**WORK INSTRUCTIONS:** Check the listing below for lines with the word "bottom" and say how many there are, with nothing but the number.

**RECORD LIST:**
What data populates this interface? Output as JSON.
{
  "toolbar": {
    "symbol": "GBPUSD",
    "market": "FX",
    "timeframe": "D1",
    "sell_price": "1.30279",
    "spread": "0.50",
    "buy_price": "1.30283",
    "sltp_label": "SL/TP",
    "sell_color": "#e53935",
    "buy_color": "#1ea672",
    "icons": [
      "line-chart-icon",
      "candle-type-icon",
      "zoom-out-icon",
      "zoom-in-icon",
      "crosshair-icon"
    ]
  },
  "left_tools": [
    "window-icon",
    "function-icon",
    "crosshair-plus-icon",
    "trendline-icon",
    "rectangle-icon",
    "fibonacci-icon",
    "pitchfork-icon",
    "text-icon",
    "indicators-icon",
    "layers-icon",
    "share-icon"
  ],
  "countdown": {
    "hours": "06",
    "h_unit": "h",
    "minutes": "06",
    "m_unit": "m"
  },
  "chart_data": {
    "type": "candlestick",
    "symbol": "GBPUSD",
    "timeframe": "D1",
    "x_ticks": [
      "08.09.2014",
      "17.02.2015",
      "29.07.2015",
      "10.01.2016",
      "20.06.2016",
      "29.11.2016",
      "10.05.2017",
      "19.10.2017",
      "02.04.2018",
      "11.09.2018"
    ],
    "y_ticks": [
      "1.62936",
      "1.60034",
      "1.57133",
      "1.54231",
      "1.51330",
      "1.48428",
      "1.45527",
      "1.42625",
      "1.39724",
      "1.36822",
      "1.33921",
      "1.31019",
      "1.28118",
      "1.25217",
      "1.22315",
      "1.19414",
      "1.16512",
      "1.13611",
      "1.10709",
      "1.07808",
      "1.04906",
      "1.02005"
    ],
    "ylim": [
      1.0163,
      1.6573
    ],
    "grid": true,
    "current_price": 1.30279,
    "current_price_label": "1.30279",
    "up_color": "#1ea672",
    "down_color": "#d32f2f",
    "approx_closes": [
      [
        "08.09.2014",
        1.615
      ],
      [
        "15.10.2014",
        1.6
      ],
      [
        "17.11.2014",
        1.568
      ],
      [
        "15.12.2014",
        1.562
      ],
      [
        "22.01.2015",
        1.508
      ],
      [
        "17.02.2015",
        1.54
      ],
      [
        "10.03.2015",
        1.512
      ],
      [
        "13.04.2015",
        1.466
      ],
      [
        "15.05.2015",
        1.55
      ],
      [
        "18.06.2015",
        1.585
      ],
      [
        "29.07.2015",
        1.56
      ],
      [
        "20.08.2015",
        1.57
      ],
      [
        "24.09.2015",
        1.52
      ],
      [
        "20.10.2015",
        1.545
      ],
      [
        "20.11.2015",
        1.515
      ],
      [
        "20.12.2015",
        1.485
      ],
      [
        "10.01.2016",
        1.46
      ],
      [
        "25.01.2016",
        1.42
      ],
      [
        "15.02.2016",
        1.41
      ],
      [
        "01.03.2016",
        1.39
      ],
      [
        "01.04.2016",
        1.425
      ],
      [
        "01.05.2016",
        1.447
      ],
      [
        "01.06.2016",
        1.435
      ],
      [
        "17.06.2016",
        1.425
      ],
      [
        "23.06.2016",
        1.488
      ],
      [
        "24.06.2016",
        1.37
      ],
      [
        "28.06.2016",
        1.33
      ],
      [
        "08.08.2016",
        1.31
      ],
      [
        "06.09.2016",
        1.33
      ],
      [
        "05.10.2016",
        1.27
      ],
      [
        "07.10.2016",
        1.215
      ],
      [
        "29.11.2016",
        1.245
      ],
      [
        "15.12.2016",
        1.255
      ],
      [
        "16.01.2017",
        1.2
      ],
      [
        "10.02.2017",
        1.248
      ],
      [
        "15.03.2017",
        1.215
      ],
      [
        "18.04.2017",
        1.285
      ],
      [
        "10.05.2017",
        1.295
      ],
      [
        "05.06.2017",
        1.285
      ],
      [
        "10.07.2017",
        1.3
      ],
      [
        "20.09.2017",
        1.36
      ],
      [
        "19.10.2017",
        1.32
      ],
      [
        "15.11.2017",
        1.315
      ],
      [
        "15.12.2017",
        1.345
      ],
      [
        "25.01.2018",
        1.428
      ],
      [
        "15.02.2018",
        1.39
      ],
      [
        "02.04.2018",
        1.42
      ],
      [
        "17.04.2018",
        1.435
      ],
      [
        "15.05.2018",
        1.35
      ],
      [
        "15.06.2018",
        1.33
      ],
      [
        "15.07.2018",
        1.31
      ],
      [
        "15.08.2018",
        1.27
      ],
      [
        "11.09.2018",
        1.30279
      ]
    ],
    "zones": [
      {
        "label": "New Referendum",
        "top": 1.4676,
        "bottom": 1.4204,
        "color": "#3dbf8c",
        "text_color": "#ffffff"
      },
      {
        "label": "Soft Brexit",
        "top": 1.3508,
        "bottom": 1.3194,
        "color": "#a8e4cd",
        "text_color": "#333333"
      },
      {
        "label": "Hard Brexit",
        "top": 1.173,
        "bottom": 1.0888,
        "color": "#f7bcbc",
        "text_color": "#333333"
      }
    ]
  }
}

**TASK OUTPUT:** 3